• [WRITTEN INSTRUCTION]: Gather all lines from the material that contain "text".

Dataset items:
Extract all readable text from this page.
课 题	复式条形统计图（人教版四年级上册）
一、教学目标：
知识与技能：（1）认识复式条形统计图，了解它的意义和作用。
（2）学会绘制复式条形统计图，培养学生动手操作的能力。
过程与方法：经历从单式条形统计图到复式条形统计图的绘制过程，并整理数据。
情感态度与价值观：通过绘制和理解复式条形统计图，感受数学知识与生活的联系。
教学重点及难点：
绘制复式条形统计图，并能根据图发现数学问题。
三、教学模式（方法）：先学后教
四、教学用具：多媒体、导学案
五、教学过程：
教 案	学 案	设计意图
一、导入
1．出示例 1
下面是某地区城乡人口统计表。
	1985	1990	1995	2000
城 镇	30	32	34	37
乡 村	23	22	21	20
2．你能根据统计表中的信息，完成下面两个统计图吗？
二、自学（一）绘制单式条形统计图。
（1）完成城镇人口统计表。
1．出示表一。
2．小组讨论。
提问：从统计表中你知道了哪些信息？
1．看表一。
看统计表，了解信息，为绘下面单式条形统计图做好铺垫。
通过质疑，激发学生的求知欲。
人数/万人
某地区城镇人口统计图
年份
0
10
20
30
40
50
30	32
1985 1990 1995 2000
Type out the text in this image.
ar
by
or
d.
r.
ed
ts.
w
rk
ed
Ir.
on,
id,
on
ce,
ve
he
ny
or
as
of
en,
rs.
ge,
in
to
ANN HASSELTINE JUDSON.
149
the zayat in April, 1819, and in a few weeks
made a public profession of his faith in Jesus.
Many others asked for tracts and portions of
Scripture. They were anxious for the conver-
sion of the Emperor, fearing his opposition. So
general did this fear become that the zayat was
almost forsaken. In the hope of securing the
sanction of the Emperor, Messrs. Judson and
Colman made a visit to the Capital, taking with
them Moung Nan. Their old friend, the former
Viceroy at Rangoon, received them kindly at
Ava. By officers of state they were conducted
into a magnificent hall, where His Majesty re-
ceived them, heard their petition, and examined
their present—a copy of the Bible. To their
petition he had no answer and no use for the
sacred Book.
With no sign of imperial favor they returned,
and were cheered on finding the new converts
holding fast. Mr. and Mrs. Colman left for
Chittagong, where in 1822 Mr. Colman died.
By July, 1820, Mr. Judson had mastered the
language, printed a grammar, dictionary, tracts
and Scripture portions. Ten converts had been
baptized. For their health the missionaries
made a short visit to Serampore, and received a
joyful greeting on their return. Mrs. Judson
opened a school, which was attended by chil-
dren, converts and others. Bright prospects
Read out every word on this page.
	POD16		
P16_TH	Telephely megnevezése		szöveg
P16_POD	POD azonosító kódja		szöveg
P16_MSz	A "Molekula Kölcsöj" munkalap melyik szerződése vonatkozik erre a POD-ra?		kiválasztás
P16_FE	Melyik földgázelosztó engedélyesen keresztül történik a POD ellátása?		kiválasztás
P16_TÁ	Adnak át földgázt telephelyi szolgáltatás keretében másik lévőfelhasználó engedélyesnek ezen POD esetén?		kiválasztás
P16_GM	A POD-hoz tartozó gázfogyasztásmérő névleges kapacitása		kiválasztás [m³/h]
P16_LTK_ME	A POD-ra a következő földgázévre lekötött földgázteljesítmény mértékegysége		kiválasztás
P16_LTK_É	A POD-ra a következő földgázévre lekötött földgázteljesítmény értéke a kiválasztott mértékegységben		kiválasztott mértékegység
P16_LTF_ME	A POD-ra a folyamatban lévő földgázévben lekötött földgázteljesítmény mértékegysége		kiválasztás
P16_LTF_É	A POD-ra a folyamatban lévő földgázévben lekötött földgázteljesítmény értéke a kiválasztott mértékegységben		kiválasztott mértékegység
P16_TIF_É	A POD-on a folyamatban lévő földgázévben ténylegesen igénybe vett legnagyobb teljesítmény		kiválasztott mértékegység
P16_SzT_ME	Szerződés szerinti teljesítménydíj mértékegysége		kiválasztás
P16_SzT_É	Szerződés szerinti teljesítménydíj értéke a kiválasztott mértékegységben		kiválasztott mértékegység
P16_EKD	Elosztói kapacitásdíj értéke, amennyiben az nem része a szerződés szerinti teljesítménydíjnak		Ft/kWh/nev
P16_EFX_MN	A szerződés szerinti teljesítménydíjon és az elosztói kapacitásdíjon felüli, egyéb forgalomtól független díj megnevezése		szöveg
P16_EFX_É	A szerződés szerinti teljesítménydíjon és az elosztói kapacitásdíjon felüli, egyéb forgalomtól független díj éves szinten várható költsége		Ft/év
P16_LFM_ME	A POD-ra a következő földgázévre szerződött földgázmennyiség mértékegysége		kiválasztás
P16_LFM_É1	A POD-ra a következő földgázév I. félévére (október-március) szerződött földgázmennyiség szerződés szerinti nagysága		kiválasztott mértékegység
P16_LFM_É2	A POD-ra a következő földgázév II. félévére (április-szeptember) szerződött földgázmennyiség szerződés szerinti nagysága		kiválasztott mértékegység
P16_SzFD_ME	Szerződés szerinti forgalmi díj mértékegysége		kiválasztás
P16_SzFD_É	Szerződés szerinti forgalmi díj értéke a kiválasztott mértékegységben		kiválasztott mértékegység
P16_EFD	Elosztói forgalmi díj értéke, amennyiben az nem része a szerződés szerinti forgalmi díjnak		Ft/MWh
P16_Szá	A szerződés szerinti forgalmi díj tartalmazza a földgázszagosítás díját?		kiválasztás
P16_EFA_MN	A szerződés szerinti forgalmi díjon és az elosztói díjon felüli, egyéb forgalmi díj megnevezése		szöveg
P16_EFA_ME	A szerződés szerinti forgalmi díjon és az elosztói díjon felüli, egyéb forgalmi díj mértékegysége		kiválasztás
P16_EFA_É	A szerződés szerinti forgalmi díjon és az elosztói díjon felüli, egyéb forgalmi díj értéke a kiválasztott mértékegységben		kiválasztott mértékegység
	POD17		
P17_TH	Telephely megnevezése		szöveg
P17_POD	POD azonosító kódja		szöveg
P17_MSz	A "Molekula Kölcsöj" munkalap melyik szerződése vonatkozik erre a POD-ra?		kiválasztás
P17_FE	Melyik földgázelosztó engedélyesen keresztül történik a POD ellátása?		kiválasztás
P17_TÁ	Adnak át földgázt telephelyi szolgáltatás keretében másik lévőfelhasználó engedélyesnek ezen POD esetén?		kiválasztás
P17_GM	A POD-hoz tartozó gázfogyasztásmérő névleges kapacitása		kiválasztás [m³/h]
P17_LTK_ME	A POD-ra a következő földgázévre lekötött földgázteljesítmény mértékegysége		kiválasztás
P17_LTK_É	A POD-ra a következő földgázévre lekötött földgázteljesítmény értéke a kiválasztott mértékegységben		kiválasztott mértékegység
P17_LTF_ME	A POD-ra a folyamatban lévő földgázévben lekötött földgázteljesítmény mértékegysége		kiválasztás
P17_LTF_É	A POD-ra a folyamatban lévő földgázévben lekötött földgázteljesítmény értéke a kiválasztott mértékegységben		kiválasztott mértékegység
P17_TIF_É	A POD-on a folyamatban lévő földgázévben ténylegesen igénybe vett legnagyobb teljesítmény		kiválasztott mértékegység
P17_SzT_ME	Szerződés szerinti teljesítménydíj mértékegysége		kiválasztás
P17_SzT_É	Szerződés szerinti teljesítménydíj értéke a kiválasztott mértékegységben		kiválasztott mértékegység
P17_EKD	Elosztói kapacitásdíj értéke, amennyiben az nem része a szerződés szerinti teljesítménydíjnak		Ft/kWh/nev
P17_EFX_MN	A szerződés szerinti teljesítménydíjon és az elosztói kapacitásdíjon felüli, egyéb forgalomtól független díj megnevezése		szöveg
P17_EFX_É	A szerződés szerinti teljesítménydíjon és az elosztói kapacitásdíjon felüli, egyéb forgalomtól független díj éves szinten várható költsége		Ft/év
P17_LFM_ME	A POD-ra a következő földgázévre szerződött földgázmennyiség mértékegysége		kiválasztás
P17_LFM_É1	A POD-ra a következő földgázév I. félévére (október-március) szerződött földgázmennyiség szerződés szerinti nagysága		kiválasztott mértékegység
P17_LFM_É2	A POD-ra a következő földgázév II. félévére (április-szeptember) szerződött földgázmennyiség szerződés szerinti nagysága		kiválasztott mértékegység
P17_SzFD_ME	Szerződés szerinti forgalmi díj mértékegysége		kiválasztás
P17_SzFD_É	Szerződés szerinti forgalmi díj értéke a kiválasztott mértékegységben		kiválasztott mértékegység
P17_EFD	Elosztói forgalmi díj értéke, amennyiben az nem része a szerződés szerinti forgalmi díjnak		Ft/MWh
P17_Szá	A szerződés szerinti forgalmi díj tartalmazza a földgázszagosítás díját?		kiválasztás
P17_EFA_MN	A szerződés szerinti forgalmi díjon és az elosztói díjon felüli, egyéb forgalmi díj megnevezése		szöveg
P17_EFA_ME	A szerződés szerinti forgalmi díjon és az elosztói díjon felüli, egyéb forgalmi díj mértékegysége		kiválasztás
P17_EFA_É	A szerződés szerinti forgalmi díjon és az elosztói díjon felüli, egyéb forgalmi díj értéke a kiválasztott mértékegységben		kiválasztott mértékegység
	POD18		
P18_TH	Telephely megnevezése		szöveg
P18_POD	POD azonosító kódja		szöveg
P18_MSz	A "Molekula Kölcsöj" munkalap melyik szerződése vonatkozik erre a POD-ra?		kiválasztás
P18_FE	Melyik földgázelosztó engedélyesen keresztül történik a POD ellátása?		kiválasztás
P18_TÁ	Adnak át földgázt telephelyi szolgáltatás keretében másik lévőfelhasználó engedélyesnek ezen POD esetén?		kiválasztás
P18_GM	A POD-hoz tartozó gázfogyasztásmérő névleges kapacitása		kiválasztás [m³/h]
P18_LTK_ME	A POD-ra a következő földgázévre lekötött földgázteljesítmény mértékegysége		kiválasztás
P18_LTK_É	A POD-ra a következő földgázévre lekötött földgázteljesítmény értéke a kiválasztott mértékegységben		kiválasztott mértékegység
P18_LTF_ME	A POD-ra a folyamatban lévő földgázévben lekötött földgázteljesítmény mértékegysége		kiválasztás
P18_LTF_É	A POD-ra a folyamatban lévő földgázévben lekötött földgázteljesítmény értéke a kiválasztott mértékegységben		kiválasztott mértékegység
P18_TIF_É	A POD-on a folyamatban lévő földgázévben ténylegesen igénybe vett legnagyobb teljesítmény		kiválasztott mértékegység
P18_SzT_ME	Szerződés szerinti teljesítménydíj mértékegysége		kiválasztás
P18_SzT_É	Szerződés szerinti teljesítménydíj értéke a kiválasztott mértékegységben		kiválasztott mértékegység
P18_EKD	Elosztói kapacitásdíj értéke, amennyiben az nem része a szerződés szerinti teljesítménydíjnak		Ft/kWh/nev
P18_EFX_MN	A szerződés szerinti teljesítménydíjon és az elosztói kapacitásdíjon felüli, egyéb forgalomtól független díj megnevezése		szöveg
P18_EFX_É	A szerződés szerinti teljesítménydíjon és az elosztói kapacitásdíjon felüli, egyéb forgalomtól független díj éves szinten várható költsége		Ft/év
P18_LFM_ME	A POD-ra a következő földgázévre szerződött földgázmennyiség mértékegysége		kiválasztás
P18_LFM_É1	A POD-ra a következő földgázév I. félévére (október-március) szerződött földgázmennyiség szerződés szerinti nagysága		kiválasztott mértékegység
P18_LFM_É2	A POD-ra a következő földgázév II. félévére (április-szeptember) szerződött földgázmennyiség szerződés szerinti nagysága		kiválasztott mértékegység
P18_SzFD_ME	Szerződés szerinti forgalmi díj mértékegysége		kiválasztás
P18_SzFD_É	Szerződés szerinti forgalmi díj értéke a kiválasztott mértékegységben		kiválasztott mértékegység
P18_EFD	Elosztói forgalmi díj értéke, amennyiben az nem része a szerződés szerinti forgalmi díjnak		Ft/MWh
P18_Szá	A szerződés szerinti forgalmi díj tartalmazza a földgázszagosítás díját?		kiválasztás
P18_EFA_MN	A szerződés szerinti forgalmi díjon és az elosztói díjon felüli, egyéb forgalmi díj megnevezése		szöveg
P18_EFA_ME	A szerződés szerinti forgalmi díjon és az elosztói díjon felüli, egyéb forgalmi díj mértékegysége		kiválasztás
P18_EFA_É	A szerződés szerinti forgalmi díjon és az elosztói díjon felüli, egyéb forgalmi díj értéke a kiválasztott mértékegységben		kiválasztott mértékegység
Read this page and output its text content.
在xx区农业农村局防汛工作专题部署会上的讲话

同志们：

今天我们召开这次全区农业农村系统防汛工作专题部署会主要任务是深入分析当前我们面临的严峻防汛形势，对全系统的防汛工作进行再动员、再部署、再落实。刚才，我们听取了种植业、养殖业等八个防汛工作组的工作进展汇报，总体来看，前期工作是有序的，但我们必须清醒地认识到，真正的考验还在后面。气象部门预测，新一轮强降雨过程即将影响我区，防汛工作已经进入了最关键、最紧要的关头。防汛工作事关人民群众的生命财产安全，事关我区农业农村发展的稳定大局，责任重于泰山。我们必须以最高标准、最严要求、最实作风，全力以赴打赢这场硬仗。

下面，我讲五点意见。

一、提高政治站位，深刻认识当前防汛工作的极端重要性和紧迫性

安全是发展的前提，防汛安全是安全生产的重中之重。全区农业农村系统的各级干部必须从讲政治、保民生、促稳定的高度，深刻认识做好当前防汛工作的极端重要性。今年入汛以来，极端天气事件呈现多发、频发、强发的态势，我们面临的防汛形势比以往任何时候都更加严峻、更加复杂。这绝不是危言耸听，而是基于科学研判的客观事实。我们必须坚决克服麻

• [ANSWER TO THIS TASK]:
Extract all readable text from this page.
Type out the text in this image.
Read this page and output its text content.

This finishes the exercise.